All the data below goes into the copy word for word, but the pictures don't.

◆ **Stored data**:
------------------------

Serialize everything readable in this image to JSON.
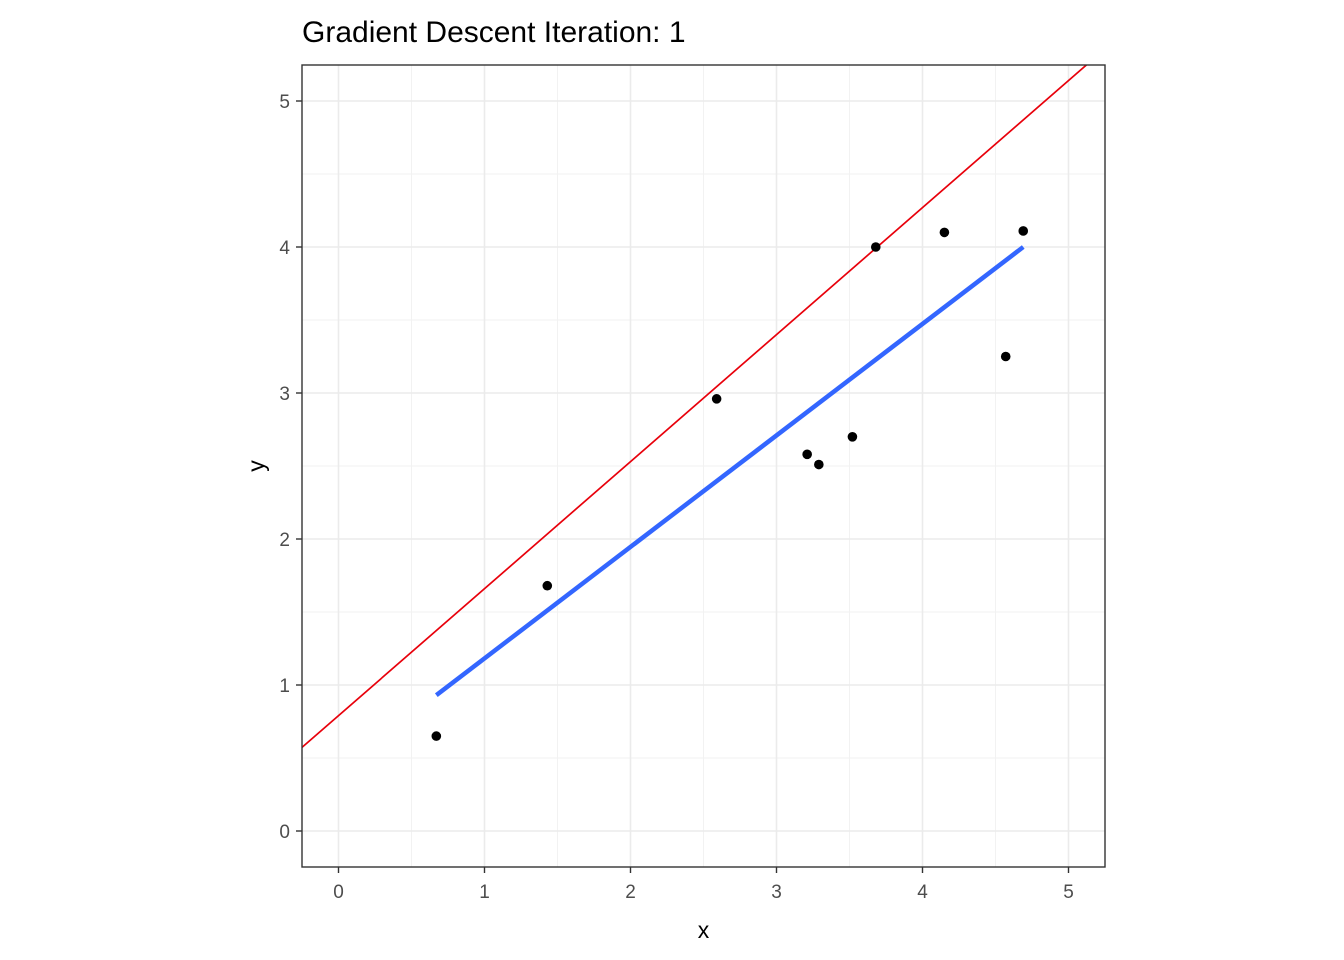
{
  "chart_data": {
    "type": "scatter",
    "title": "Gradient Descent Iteration: 1",
    "xlabel": "x",
    "ylabel": "y",
    "xlim": [
      -0.25,
      5.25
    ],
    "ylim": [
      -0.25,
      5.25
    ],
    "x_ticks": [
      0,
      1,
      2,
      3,
      4,
      5
    ],
    "y_ticks": [
      0,
      1,
      2,
      3,
      4,
      5
    ],
    "x_tick_labels": [
      "0",
      "1",
      "2",
      "3",
      "4",
      "5"
    ],
    "y_tick_labels": [
      "0",
      "1",
      "2",
      "3",
      "4",
      "5"
    ],
    "grid": true,
    "legend": "none",
    "points": {
      "x": [
        0.67,
        1.43,
        2.59,
        3.21,
        3.29,
        3.52,
        3.68,
        4.15,
        4.57,
        4.69
      ],
      "y": [
        0.65,
        1.68,
        2.96,
        2.58,
        2.51,
        2.7,
        4.0,
        4.1,
        3.25,
        4.11
      ],
      "color": "#000000"
    },
    "fit_line": {
      "x": [
        0.67,
        4.69
      ],
      "y": [
        0.93,
        4.0
      ],
      "color": "#3366FF"
    },
    "gradient_line": {
      "intercept": 0.79,
      "slope": 0.87,
      "color": "#E8000B"
    }
  }
}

------------------------

◆ **The result**:
Serialize everything readable in this image to JSON.
{
  "chart_data": {
    "type": "scatter",
    "title": "Gradient Descent Iteration: 1",
    "xlabel": "x",
    "ylabel": "y",
    "xlim": [
      -0.25,
      5.25
    ],
    "ylim": [
      -0.25,
      5.25
    ],
    "x_ticks": [
      0,
      1,
      2,
      3,
      4,
      5
    ],
    "y_ticks": [
      0,
      1,
      2,
      3,
      4,
      5
    ],
    "x_tick_labels": [
      "0",
      "1",
      "2",
      "3",
      "4",
      "5"
    ],
    "y_tick_labels": [
      "0",
      "1",
      "2",
      "3",
      "4",
      "5"
    ],
    "grid": true,
    "legend": "none",
    "points": {
      "x": [
        0.67,
        1.43,
        2.59,
        3.21,
        3.29,
        3.52,
        3.68,
        4.15,
        4.57,
        4.69
      ],
      "y": [
        0.65,
        1.68,
        2.96,
        2.58,
        2.51,
        2.7,
        4.0,
        4.1,
        3.25,
        4.11
      ],
      "color": "#000000"
    },
    "fit_line": {
      "x": [
        0.67,
        4.69
      ],
      "y": [
        0.93,
        4.0
      ],
      "color": "#3366FF"
    },
    "gradient_line": {
      "intercept": 0.79,
      "slope": 0.87,
      "color": "#E8000B"
    }
  }
}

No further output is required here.